** START OF ENTRIES PROVIDED **

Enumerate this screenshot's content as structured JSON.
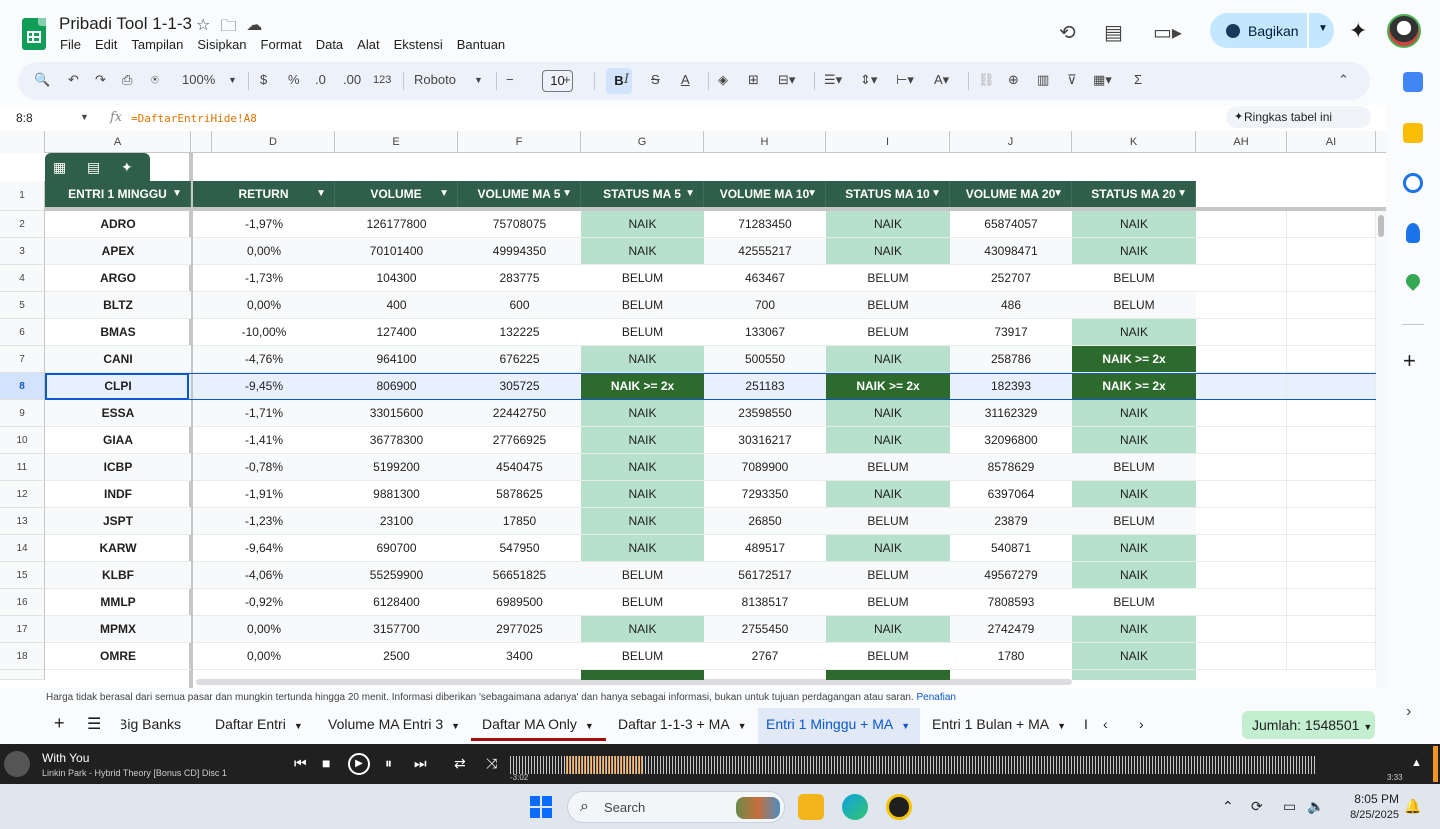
{
  "header": {
    "doc_title": "Pribadi Tool 1-1-3",
    "menu": [
      "File",
      "Edit",
      "Tampilan",
      "Sisipkan",
      "Format",
      "Data",
      "Alat",
      "Ekstensi",
      "Bantuan"
    ],
    "share_label": "Bagikan"
  },
  "toolbar": {
    "zoom": "100%",
    "currency": "$",
    "percent": "%",
    "dec_decrease": ".0",
    "dec_increase": ".00",
    "more_formats": "123",
    "font": "Roboto",
    "font_size": "10",
    "bold": "B",
    "italic": "I",
    "strike": "S",
    "text_color": "A",
    "sigma": "Σ"
  },
  "formula_bar": {
    "name_box": "8:8",
    "fx": "fx",
    "formula": "=DaftarEntriHide!A8",
    "summarize_label": "Ringkas tabel ini"
  },
  "columns": [
    "A",
    "D",
    "E",
    "F",
    "G",
    "H",
    "I",
    "J",
    "K",
    "AH",
    "AI"
  ],
  "table": {
    "headers": [
      "ENTRI 1 MINGGU",
      "RETURN",
      "VOLUME",
      "VOLUME MA 5",
      "STATUS MA 5",
      "VOLUME MA 10",
      "STATUS MA 10",
      "VOLUME MA 20",
      "STATUS MA 20"
    ],
    "rows": [
      {
        "n": "2",
        "ticker": "ADRO",
        "ret": "-1,97%",
        "vol": "126177800",
        "ma5": "75708075",
        "s5": "NAIK",
        "ma10": "71283450",
        "s10": "NAIK",
        "ma20": "65874057",
        "s20": "NAIK"
      },
      {
        "n": "3",
        "ticker": "APEX",
        "ret": "0,00%",
        "vol": "70101400",
        "ma5": "49994350",
        "s5": "NAIK",
        "ma10": "42555217",
        "s10": "NAIK",
        "ma20": "43098471",
        "s20": "NAIK"
      },
      {
        "n": "4",
        "ticker": "ARGO",
        "ret": "-1,73%",
        "vol": "104300",
        "ma5": "283775",
        "s5": "BELUM",
        "ma10": "463467",
        "s10": "BELUM",
        "ma20": "252707",
        "s20": "BELUM"
      },
      {
        "n": "5",
        "ticker": "BLTZ",
        "ret": "0,00%",
        "vol": "400",
        "ma5": "600",
        "s5": "BELUM",
        "ma10": "700",
        "s10": "BELUM",
        "ma20": "486",
        "s20": "BELUM"
      },
      {
        "n": "6",
        "ticker": "BMAS",
        "ret": "-10,00%",
        "vol": "127400",
        "ma5": "132225",
        "s5": "BELUM",
        "ma10": "133067",
        "s10": "BELUM",
        "ma20": "73917",
        "s20": "NAIK"
      },
      {
        "n": "7",
        "ticker": "CANI",
        "ret": "-4,76%",
        "vol": "964100",
        "ma5": "676225",
        "s5": "NAIK",
        "ma10": "500550",
        "s10": "NAIK",
        "ma20": "258786",
        "s20": "NAIK >= 2x"
      },
      {
        "n": "8",
        "ticker": "CLPI",
        "ret": "-9,45%",
        "vol": "806900",
        "ma5": "305725",
        "s5": "NAIK >= 2x",
        "ma10": "251183",
        "s10": "NAIK >= 2x",
        "ma20": "182393",
        "s20": "NAIK >= 2x"
      },
      {
        "n": "9",
        "ticker": "ESSA",
        "ret": "-1,71%",
        "vol": "33015600",
        "ma5": "22442750",
        "s5": "NAIK",
        "ma10": "23598550",
        "s10": "NAIK",
        "ma20": "31162329",
        "s20": "NAIK"
      },
      {
        "n": "10",
        "ticker": "GIAA",
        "ret": "-1,41%",
        "vol": "36778300",
        "ma5": "27766925",
        "s5": "NAIK",
        "ma10": "30316217",
        "s10": "NAIK",
        "ma20": "32096800",
        "s20": "NAIK"
      },
      {
        "n": "11",
        "ticker": "ICBP",
        "ret": "-0,78%",
        "vol": "5199200",
        "ma5": "4540475",
        "s5": "NAIK",
        "ma10": "7089900",
        "s10": "BELUM",
        "ma20": "8578629",
        "s20": "BELUM"
      },
      {
        "n": "12",
        "ticker": "INDF",
        "ret": "-1,91%",
        "vol": "9881300",
        "ma5": "5878625",
        "s5": "NAIK",
        "ma10": "7293350",
        "s10": "NAIK",
        "ma20": "6397064",
        "s20": "NAIK"
      },
      {
        "n": "13",
        "ticker": "JSPT",
        "ret": "-1,23%",
        "vol": "23100",
        "ma5": "17850",
        "s5": "NAIK",
        "ma10": "26850",
        "s10": "BELUM",
        "ma20": "23879",
        "s20": "BELUM"
      },
      {
        "n": "14",
        "ticker": "KARW",
        "ret": "-9,64%",
        "vol": "690700",
        "ma5": "547950",
        "s5": "NAIK",
        "ma10": "489517",
        "s10": "NAIK",
        "ma20": "540871",
        "s20": "NAIK"
      },
      {
        "n": "15",
        "ticker": "KLBF",
        "ret": "-4,06%",
        "vol": "55259900",
        "ma5": "56651825",
        "s5": "BELUM",
        "ma10": "56172517",
        "s10": "BELUM",
        "ma20": "49567279",
        "s20": "NAIK"
      },
      {
        "n": "16",
        "ticker": "MMLP",
        "ret": "-0,92%",
        "vol": "6128400",
        "ma5": "6989500",
        "s5": "BELUM",
        "ma10": "8138517",
        "s10": "BELUM",
        "ma20": "7808593",
        "s20": "BELUM"
      },
      {
        "n": "17",
        "ticker": "MPMX",
        "ret": "0,00%",
        "vol": "3157700",
        "ma5": "2977025",
        "s5": "NAIK",
        "ma10": "2755450",
        "s10": "NAIK",
        "ma20": "2742479",
        "s20": "NAIK"
      },
      {
        "n": "18",
        "ticker": "OMRE",
        "ret": "0,00%",
        "vol": "2500",
        "ma5": "3400",
        "s5": "BELUM",
        "ma10": "2767",
        "s10": "BELUM",
        "ma20": "1780",
        "s20": "NAIK"
      }
    ]
  },
  "disclaimer": {
    "text": "Harga tidak berasal dari semua pasar dan mungkin tertunda hingga 20 menit. Informasi diberikan 'sebagaimana adanya' dan hanya sebagai informasi, bukan untuk tujuan perdagangan atau saran.",
    "link": "Penafian"
  },
  "sheets": {
    "tabs": [
      "Big Banks",
      "Daftar Entri",
      "Volume MA Entri 3",
      "Daftar MA Only",
      "Daftar 1-1-3 + MA",
      "Entri 1 Minggu + MA",
      "Entri 1 Bulan + MA",
      "I"
    ],
    "active": "Entri 1 Minggu + MA",
    "sum_label": "Jumlah: 1548501"
  },
  "player": {
    "song": "With You",
    "artist": "Linkin Park - Hybrid Theory [Bonus CD] Disc 1",
    "elapsed": "-3:02",
    "total": "3:33"
  },
  "taskbar": {
    "search_label": "Search",
    "time": "8:05 PM",
    "date": "8/25/2025"
  },
  "colors": {
    "header_green": "#2f5f4b",
    "naik": "#b7e1cd",
    "naik_2x": "#2d6a2e",
    "selection": "#0b57d0"
  }
}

** END OF ENTRIES PROVIDED **

# PROBLEM DESCRIPTION
Apart from the pictures, the entries above are to be repeated in full and exactly.

# WRITTEN REPLY
Enumerate this screenshot's content as structured JSON.
{
  "header": {
    "doc_title": "Pribadi Tool 1-1-3",
    "menu": [
      "File",
      "Edit",
      "Tampilan",
      "Sisipkan",
      "Format",
      "Data",
      "Alat",
      "Ekstensi",
      "Bantuan"
    ],
    "share_label": "Bagikan"
  },
  "toolbar": {
    "zoom": "100%",
    "currency": "$",
    "percent": "%",
    "dec_decrease": ".0",
    "dec_increase": ".00",
    "more_formats": "123",
    "font": "Roboto",
    "font_size": "10",
    "bold": "B",
    "italic": "I",
    "strike": "S",
    "text_color": "A",
    "sigma": "Σ"
  },
  "formula_bar": {
    "name_box": "8:8",
    "fx": "fx",
    "formula": "=DaftarEntriHide!A8",
    "summarize_label": "Ringkas tabel ini"
  },
  "columns": [
    "A",
    "D",
    "E",
    "F",
    "G",
    "H",
    "I",
    "J",
    "K",
    "AH",
    "AI"
  ],
  "table": {
    "headers": [
      "ENTRI 1 MINGGU",
      "RETURN",
      "VOLUME",
      "VOLUME MA 5",
      "STATUS MA 5",
      "VOLUME MA 10",
      "STATUS MA 10",
      "VOLUME MA 20",
      "STATUS MA 20"
    ],
    "rows": [
      {
        "n": "2",
        "ticker": "ADRO",
        "ret": "-1,97%",
        "vol": "126177800",
        "ma5": "75708075",
        "s5": "NAIK",
        "ma10": "71283450",
        "s10": "NAIK",
        "ma20": "65874057",
        "s20": "NAIK"
      },
      {
        "n": "3",
        "ticker": "APEX",
        "ret": "0,00%",
        "vol": "70101400",
        "ma5": "49994350",
        "s5": "NAIK",
        "ma10": "42555217",
        "s10": "NAIK",
        "ma20": "43098471",
        "s20": "NAIK"
      },
      {
        "n": "4",
        "ticker": "ARGO",
        "ret": "-1,73%",
        "vol": "104300",
        "ma5": "283775",
        "s5": "BELUM",
        "ma10": "463467",
        "s10": "BELUM",
        "ma20": "252707",
        "s20": "BELUM"
      },
      {
        "n": "5",
        "ticker": "BLTZ",
        "ret": "0,00%",
        "vol": "400",
        "ma5": "600",
        "s5": "BELUM",
        "ma10": "700",
        "s10": "BELUM",
        "ma20": "486",
        "s20": "BELUM"
      },
      {
        "n": "6",
        "ticker": "BMAS",
        "ret": "-10,00%",
        "vol": "127400",
        "ma5": "132225",
        "s5": "BELUM",
        "ma10": "133067",
        "s10": "BELUM",
        "ma20": "73917",
        "s20": "NAIK"
      },
      {
        "n": "7",
        "ticker": "CANI",
        "ret": "-4,76%",
        "vol": "964100",
        "ma5": "676225",
        "s5": "NAIK",
        "ma10": "500550",
        "s10": "NAIK",
        "ma20": "258786",
        "s20": "NAIK >= 2x"
      },
      {
        "n": "8",
        "ticker": "CLPI",
        "ret": "-9,45%",
        "vol": "806900",
        "ma5": "305725",
        "s5": "NAIK >= 2x",
        "ma10": "251183",
        "s10": "NAIK >= 2x",
        "ma20": "182393",
        "s20": "NAIK >= 2x"
      },
      {
        "n": "9",
        "ticker": "ESSA",
        "ret": "-1,71%",
        "vol": "33015600",
        "ma5": "22442750",
        "s5": "NAIK",
        "ma10": "23598550",
        "s10": "NAIK",
        "ma20": "31162329",
        "s20": "NAIK"
      },
      {
        "n": "10",
        "ticker": "GIAA",
        "ret": "-1,41%",
        "vol": "36778300",
        "ma5": "27766925",
        "s5": "NAIK",
        "ma10": "30316217",
        "s10": "NAIK",
        "ma20": "32096800",
        "s20": "NAIK"
      },
      {
        "n": "11",
        "ticker": "ICBP",
        "ret": "-0,78%",
        "vol": "5199200",
        "ma5": "4540475",
        "s5": "NAIK",
        "ma10": "7089900",
        "s10": "BELUM",
        "ma20": "8578629",
        "s20": "BELUM"
      },
      {
        "n": "12",
        "ticker": "INDF",
        "ret": "-1,91%",
        "vol": "9881300",
        "ma5": "5878625",
        "s5": "NAIK",
        "ma10": "7293350",
        "s10": "NAIK",
        "ma20": "6397064",
        "s20": "NAIK"
      },
      {
        "n": "13",
        "ticker": "JSPT",
        "ret": "-1,23%",
        "vol": "23100",
        "ma5": "17850",
        "s5": "NAIK",
        "ma10": "26850",
        "s10": "BELUM",
        "ma20": "23879",
        "s20": "BELUM"
      },
      {
        "n": "14",
        "ticker": "KARW",
        "ret": "-9,64%",
        "vol": "690700",
        "ma5": "547950",
        "s5": "NAIK",
        "ma10": "489517",
        "s10": "NAIK",
        "ma20": "540871",
        "s20": "NAIK"
      },
      {
        "n": "15",
        "ticker": "KLBF",
        "ret": "-4,06%",
        "vol": "55259900",
        "ma5": "56651825",
        "s5": "BELUM",
        "ma10": "56172517",
        "s10": "BELUM",
        "ma20": "49567279",
        "s20": "NAIK"
      },
      {
        "n": "16",
        "ticker": "MMLP",
        "ret": "-0,92%",
        "vol": "6128400",
        "ma5": "6989500",
        "s5": "BELUM",
        "ma10": "8138517",
        "s10": "BELUM",
        "ma20": "7808593",
        "s20": "BELUM"
      },
      {
        "n": "17",
        "ticker": "MPMX",
        "ret": "0,00%",
        "vol": "3157700",
        "ma5": "2977025",
        "s5": "NAIK",
        "ma10": "2755450",
        "s10": "NAIK",
        "ma20": "2742479",
        "s20": "NAIK"
      },
      {
        "n": "18",
        "ticker": "OMRE",
        "ret": "0,00%",
        "vol": "2500",
        "ma5": "3400",
        "s5": "BELUM",
        "ma10": "2767",
        "s10": "BELUM",
        "ma20": "1780",
        "s20": "NAIK"
      }
    ]
  },
  "disclaimer": {
    "text": "Harga tidak berasal dari semua pasar dan mungkin tertunda hingga 20 menit. Informasi diberikan 'sebagaimana adanya' dan hanya sebagai informasi, bukan untuk tujuan perdagangan atau saran.",
    "link": "Penafian"
  },
  "sheets": {
    "tabs": [
      "Big Banks",
      "Daftar Entri",
      "Volume MA Entri 3",
      "Daftar MA Only",
      "Daftar 1-1-3 + MA",
      "Entri 1 Minggu + MA",
      "Entri 1 Bulan + MA",
      "I"
    ],
    "active": "Entri 1 Minggu + MA",
    "sum_label": "Jumlah: 1548501"
  },
  "player": {
    "song": "With You",
    "artist": "Linkin Park - Hybrid Theory [Bonus CD] Disc 1",
    "elapsed": "-3:02",
    "total": "3:33"
  },
  "taskbar": {
    "search_label": "Search",
    "time": "8:05 PM",
    "date": "8/25/2025"
  },
  "colors": {
    "header_green": "#2f5f4b",
    "naik": "#b7e1cd",
    "naik_2x": "#2d6a2e",
    "selection": "#0b57d0"
  }
}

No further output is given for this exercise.